*EXERCISE DIRECTIONS*
Select and copy out every line in the records containing "škol".

[Stored dataset items]

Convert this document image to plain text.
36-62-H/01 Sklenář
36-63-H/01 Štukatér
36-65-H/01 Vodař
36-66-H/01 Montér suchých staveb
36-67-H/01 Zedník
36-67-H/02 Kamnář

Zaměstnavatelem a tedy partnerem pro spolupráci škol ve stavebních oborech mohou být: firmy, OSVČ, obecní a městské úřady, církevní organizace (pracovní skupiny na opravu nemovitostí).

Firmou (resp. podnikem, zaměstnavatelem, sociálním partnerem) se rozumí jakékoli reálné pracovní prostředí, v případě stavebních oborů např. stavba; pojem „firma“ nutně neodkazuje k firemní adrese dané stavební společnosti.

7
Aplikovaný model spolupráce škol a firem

*ANSWER TO THE TASK*
Zaměstnavatelem a tedy partnerem pro spolupráci škol ve stavebních oborech mohou být: firmy, OSVČ, obecní a městské úřady, církevní organizace (pracovní skupiny na opravu nemovitostí).
Aplikovaný model spolupráce škol a firem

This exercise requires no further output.